(Dataset entries)
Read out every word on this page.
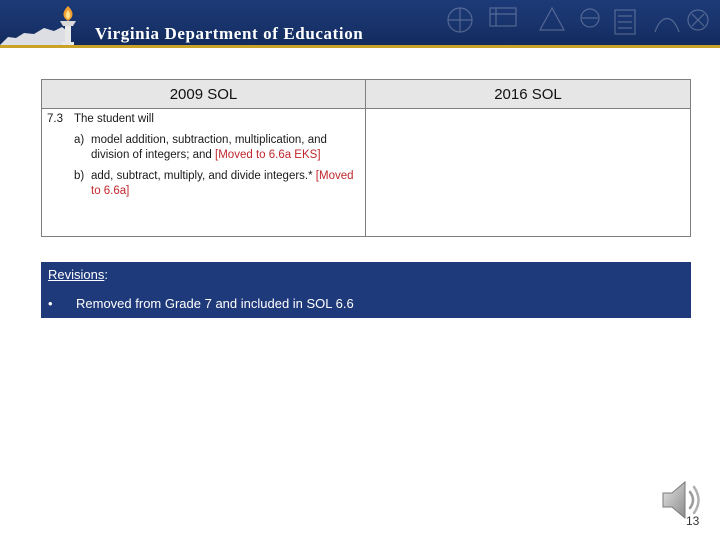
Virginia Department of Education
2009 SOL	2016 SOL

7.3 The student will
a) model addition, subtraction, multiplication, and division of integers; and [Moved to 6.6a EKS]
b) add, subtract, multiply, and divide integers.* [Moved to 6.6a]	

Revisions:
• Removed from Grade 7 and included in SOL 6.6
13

● **Stated exercise**: From the records above, how many lines include the word "integers"? Only the number is wanted.

● **The result**: 2